• _Exercise description_:
Using the records that follow, copy every line containing the word "color".

━━━━━ Exercise data ━━━━━

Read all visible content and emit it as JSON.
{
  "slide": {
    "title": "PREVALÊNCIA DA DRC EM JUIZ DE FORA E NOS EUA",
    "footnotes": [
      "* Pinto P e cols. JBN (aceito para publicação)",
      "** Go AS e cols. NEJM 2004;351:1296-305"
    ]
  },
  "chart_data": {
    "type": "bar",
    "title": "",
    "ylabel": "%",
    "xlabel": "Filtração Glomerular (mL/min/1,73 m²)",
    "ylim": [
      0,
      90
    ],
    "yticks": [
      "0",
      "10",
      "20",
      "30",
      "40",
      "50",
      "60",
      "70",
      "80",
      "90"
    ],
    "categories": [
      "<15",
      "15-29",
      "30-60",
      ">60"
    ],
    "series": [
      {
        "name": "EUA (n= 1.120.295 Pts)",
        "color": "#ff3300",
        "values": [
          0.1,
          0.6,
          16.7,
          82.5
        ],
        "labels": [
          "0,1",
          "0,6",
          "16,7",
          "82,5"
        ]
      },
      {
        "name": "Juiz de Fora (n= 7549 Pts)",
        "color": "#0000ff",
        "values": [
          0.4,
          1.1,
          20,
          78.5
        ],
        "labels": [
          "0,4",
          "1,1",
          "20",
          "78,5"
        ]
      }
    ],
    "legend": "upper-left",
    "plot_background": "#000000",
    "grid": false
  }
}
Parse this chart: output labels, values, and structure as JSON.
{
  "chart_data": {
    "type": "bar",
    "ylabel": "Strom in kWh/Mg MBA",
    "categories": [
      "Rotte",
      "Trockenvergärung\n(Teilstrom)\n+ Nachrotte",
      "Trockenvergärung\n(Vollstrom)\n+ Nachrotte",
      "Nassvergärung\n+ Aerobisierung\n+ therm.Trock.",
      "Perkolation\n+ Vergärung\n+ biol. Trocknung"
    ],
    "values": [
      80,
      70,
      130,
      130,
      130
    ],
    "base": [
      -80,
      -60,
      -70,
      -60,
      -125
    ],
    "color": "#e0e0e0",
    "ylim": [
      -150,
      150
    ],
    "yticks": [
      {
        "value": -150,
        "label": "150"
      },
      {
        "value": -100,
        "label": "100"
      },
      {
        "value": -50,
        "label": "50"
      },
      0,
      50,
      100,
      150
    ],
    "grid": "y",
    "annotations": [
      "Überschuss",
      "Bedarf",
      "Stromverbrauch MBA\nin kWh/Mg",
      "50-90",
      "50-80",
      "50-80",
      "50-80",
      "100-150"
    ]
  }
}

━━━━━

• _Task answer_:
        "color": "#ff3300",
        "color": "#0000ff",
    "color": "#e0e0e0",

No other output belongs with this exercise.